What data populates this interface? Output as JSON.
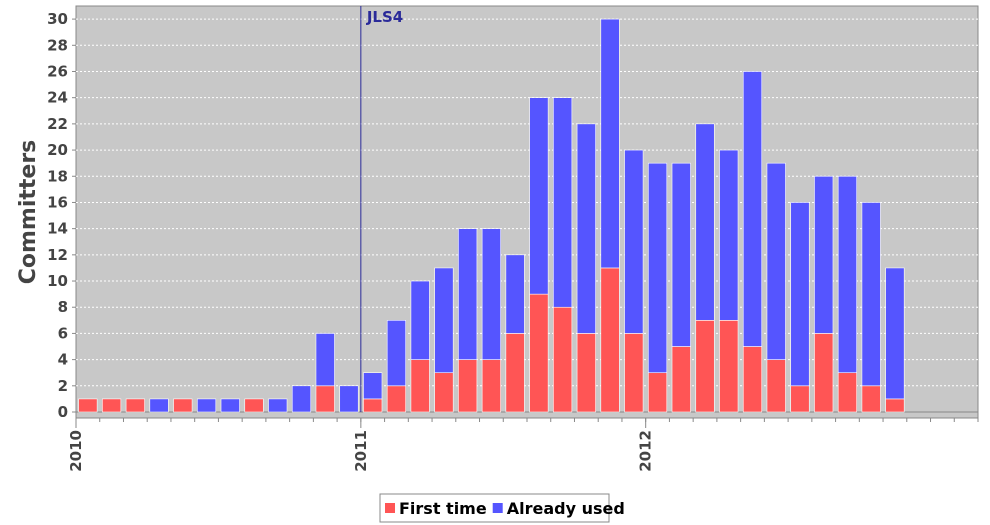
{
  "chart_data": {
    "type": "bar",
    "stacked": true,
    "ylabel": "Committers",
    "ylim": [
      0,
      31
    ],
    "yticks": [
      0,
      2,
      4,
      6,
      8,
      10,
      12,
      14,
      16,
      18,
      20,
      22,
      24,
      26,
      28,
      30
    ],
    "x_start": "2010-01",
    "x_end": "2013-03",
    "x_tick_labels": [
      {
        "label": "2010",
        "date": "2010-01"
      },
      {
        "label": "2011",
        "date": "2011-01"
      },
      {
        "label": "2012",
        "date": "2012-01"
      }
    ],
    "months": [
      "2010-01",
      "2010-02",
      "2010-03",
      "2010-04",
      "2010-05",
      "2010-06",
      "2010-07",
      "2010-08",
      "2010-09",
      "2010-10",
      "2010-11",
      "2010-12",
      "2011-01",
      "2011-02",
      "2011-03",
      "2011-04",
      "2011-05",
      "2011-06",
      "2011-07",
      "2011-08",
      "2011-09",
      "2011-10",
      "2011-11",
      "2011-12",
      "2012-01",
      "2012-02",
      "2012-03",
      "2012-04",
      "2012-05",
      "2012-06",
      "2012-07",
      "2012-08",
      "2012-09",
      "2012-10",
      "2012-11",
      "2012-12",
      "2013-01"
    ],
    "series": [
      {
        "name": "First time",
        "color": "#ff5555",
        "values": [
          1,
          1,
          1,
          0,
          1,
          0,
          0,
          1,
          0,
          0,
          2,
          0,
          1,
          2,
          4,
          3,
          4,
          4,
          6,
          9,
          8,
          6,
          11,
          6,
          3,
          5,
          7,
          7,
          5,
          4,
          2,
          6,
          3,
          2,
          1,
          0,
          0
        ]
      },
      {
        "name": "Already used",
        "color": "#5555ff",
        "values": [
          0,
          0,
          0,
          1,
          0,
          1,
          1,
          0,
          1,
          2,
          4,
          2,
          2,
          5,
          6,
          8,
          10,
          10,
          6,
          15,
          16,
          16,
          19,
          14,
          16,
          14,
          15,
          13,
          21,
          15,
          14,
          12,
          15,
          14,
          10,
          0,
          0
        ]
      }
    ],
    "annotations": [
      {
        "label": "JLS4",
        "date": "2011-01",
        "color": "#2a2a99"
      }
    ],
    "grid": true,
    "legend_position": "bottom-center",
    "background": "#c8c8c8"
  }
}
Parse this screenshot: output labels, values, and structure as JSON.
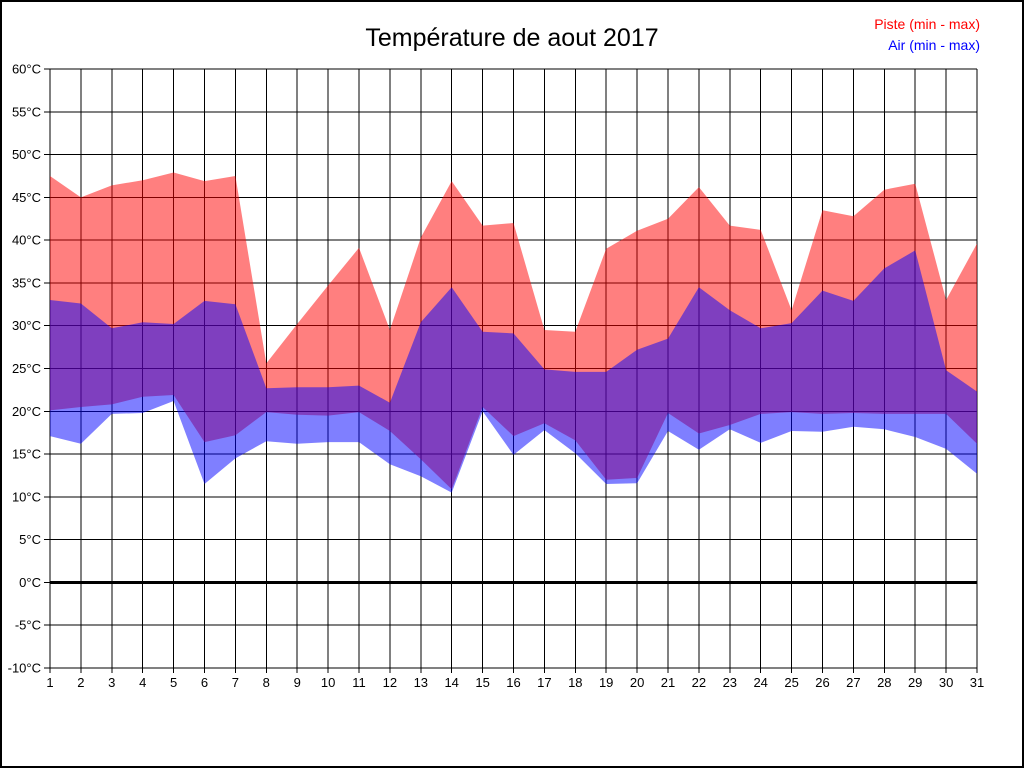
{
  "chart_data": {
    "type": "area",
    "title": "Température de aout 2017",
    "unit": "°C",
    "xlabel": "",
    "ylabel": "",
    "x": [
      1,
      2,
      3,
      4,
      5,
      6,
      7,
      8,
      9,
      10,
      11,
      12,
      13,
      14,
      15,
      16,
      17,
      18,
      19,
      20,
      21,
      22,
      23,
      24,
      25,
      26,
      27,
      28,
      29,
      30,
      31
    ],
    "ylim": [
      -10,
      60
    ],
    "ytick_step": 5,
    "ytick_labels": [
      "60°C",
      "55°C",
      "50°C",
      "45°C",
      "40°C",
      "35°C",
      "30°C",
      "25°C",
      "20°C",
      "15°C",
      "10°C",
      "5°C",
      "0°C",
      "-5°C",
      "-10°C"
    ],
    "grid": true,
    "zero_line_bold": true,
    "legend_position": "top-right",
    "axis_color": "#000000",
    "grid_color": "#000000",
    "background": "#ffffff",
    "series": [
      {
        "name": "Piste (min - max)",
        "legend_color": "#ff0000",
        "fill": "rgba(255,0,0,0.5)",
        "max": [
          47.5,
          45.0,
          46.4,
          47.0,
          47.9,
          46.9,
          47.5,
          25.6,
          30.2,
          34.7,
          39.1,
          29.5,
          40.3,
          46.9,
          41.7,
          42.0,
          29.5,
          29.3,
          39.0,
          41.1,
          42.5,
          46.2,
          41.7,
          41.2,
          31.8,
          43.5,
          42.8,
          45.9,
          46.6,
          33.0,
          39.6
        ],
        "min": [
          20.1,
          20.5,
          20.8,
          21.7,
          21.9,
          16.4,
          17.2,
          19.9,
          19.6,
          19.5,
          19.9,
          17.7,
          14.4,
          10.9,
          20.5,
          17.1,
          18.6,
          16.6,
          12.0,
          12.2,
          19.8,
          17.4,
          18.4,
          19.7,
          19.9,
          19.7,
          19.8,
          19.7,
          19.7,
          19.7,
          16.2
        ]
      },
      {
        "name": "Air (min - max)",
        "legend_color": "#0000ff",
        "fill": "rgba(0,0,255,0.5)",
        "max": [
          33.0,
          32.6,
          29.7,
          30.4,
          30.2,
          32.9,
          32.5,
          22.7,
          22.8,
          22.8,
          23.0,
          21.0,
          30.4,
          34.5,
          29.3,
          29.1,
          24.9,
          24.6,
          24.6,
          27.2,
          28.5,
          34.5,
          31.8,
          29.7,
          30.3,
          34.1,
          32.9,
          36.7,
          38.8,
          24.8,
          22.3
        ],
        "min": [
          17.1,
          16.2,
          19.7,
          19.8,
          21.2,
          11.5,
          14.5,
          16.5,
          16.2,
          16.4,
          16.4,
          13.8,
          12.4,
          10.5,
          20.0,
          14.9,
          17.8,
          15.1,
          11.5,
          11.6,
          17.7,
          15.5,
          17.9,
          16.3,
          17.7,
          17.6,
          18.2,
          17.9,
          17.0,
          15.6,
          12.7
        ]
      }
    ],
    "overlap_color_note": "#7f3fbf"
  }
}
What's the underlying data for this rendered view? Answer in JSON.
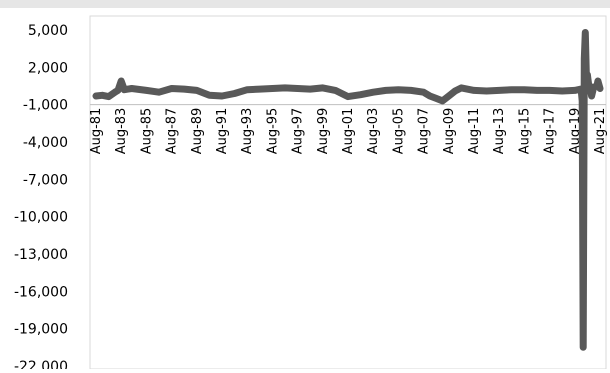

◇ ◇ ◇ ◇ ◇ ◇ ◇

Your objective:
What you return should match the records above word for word, minus the pictures.

Problem solution:
What data populates this interface? Output as JSON.
{
  "chart_data": {
    "type": "bar",
    "stacked": true,
    "ylabel": "Committers",
    "ylim": [
      0,
      31
    ],
    "yticks": [
      0,
      2,
      4,
      6,
      8,
      10,
      12,
      14,
      16,
      18,
      20,
      22,
      24,
      26,
      28,
      30
    ],
    "x_start": "2010-01",
    "x_end": "2013-03",
    "x_tick_labels": [
      {
        "label": "2010",
        "date": "2010-01"
      },
      {
        "label": "2011",
        "date": "2011-01"
      },
      {
        "label": "2012",
        "date": "2012-01"
      }
    ],
    "months": [
      "2010-01",
      "2010-02",
      "2010-03",
      "2010-04",
      "2010-05",
      "2010-06",
      "2010-07",
      "2010-08",
      "2010-09",
      "2010-10",
      "2010-11",
      "2010-12",
      "2011-01",
      "2011-02",
      "2011-03",
      "2011-04",
      "2011-05",
      "2011-06",
      "2011-07",
      "2011-08",
      "2011-09",
      "2011-10",
      "2011-11",
      "2011-12",
      "2012-01",
      "2012-02",
      "2012-03",
      "2012-04",
      "2012-05",
      "2012-06",
      "2012-07",
      "2012-08",
      "2012-09",
      "2012-10",
      "2012-11",
      "2012-12",
      "2013-01"
    ],
    "series": [
      {
        "name": "First time",
        "color": "#ff5555",
        "values": [
          1,
          1,
          1,
          0,
          1,
          0,
          0,
          1,
          0,
          0,
          2,
          0,
          1,
          2,
          4,
          3,
          4,
          4,
          6,
          9,
          8,
          6,
          11,
          6,
          3,
          5,
          7,
          7,
          5,
          4,
          2,
          6,
          3,
          2,
          1,
          0,
          0
        ]
      },
      {
        "name": "Already used",
        "color": "#5555ff",
        "values": [
          0,
          0,
          0,
          1,
          0,
          1,
          1,
          0,
          1,
          2,
          4,
          2,
          2,
          5,
          6,
          8,
          10,
          10,
          6,
          15,
          16,
          16,
          19,
          14,
          16,
          14,
          15,
          13,
          21,
          15,
          14,
          12,
          15,
          14,
          10,
          0,
          0
        ]
      }
    ],
    "annotations": [
      {
        "label": "JLS4",
        "date": "2011-01",
        "color": "#2a2a99"
      }
    ],
    "grid": true,
    "legend_position": "bottom-center",
    "background": "#c8c8c8"
  }
}
Parse this screenshot: output labels, values, and structure as JSON.
{
  "chart_data": {
    "type": "area",
    "title": "Température de aout 2017",
    "unit": "°C",
    "xlabel": "",
    "ylabel": "",
    "x": [
      1,
      2,
      3,
      4,
      5,
      6,
      7,
      8,
      9,
      10,
      11,
      12,
      13,
      14,
      15,
      16,
      17,
      18,
      19,
      20,
      21,
      22,
      23,
      24,
      25,
      26,
      27,
      28,
      29,
      30,
      31
    ],
    "ylim": [
      -10,
      60
    ],
    "ytick_step": 5,
    "ytick_labels": [
      "60°C",
      "55°C",
      "50°C",
      "45°C",
      "40°C",
      "35°C",
      "30°C",
      "25°C",
      "20°C",
      "15°C",
      "10°C",
      "5°C",
      "0°C",
      "-5°C",
      "-10°C"
    ],
    "grid": true,
    "zero_line_bold": true,
    "legend_position": "top-right",
    "axis_color": "#000000",
    "grid_color": "#000000",
    "background": "#ffffff",
    "series": [
      {
        "name": "Piste (min - max)",
        "legend_color": "#ff0000",
        "fill": "rgba(255,0,0,0.5)",
        "max": [
          47.5,
          45.0,
          46.4,
          47.0,
          47.9,
          46.9,
          47.5,
          25.6,
          30.2,
          34.7,
          39.1,
          29.5,
          40.3,
          46.9,
          41.7,
          42.0,
          29.5,
          29.3,
          39.0,
          41.1,
          42.5,
          46.2,
          41.7,
          41.2,
          31.8,
          43.5,
          42.8,
          45.9,
          46.6,
          33.0,
          39.6
        ],
        "min": [
          20.1,
          20.5,
          20.8,
          21.7,
          21.9,
          16.4,
          17.2,
          19.9,
          19.6,
          19.5,
          19.9,
          17.7,
          14.4,
          10.9,
          20.5,
          17.1,
          18.6,
          16.6,
          12.0,
          12.2,
          19.8,
          17.4,
          18.4,
          19.7,
          19.9,
          19.7,
          19.8,
          19.7,
          19.7,
          19.7,
          16.2
        ]
      },
      {
        "name": "Air (min - max)",
        "legend_color": "#0000ff",
        "fill": "rgba(0,0,255,0.5)",
        "max": [
          33.0,
          32.6,
          29.7,
          30.4,
          30.2,
          32.9,
          32.5,
          22.7,
          22.8,
          22.8,
          23.0,
          21.0,
          30.4,
          34.5,
          29.3,
          29.1,
          24.9,
          24.6,
          24.6,
          27.2,
          28.5,
          34.5,
          31.8,
          29.7,
          30.3,
          34.1,
          32.9,
          36.7,
          38.8,
          24.8,
          22.3
        ],
        "min": [
          17.1,
          16.2,
          19.7,
          19.8,
          21.2,
          11.5,
          14.5,
          16.5,
          16.2,
          16.4,
          16.4,
          13.8,
          12.4,
          10.5,
          20.0,
          14.9,
          17.8,
          15.1,
          11.5,
          11.6,
          17.7,
          15.5,
          17.9,
          16.3,
          17.7,
          17.6,
          18.2,
          17.9,
          17.0,
          15.6,
          12.7
        ]
      }
    ],
    "overlap_color_note": "#7f3fbf"
  }
}
What's the underlying data for this rendered view? Answer in JSON.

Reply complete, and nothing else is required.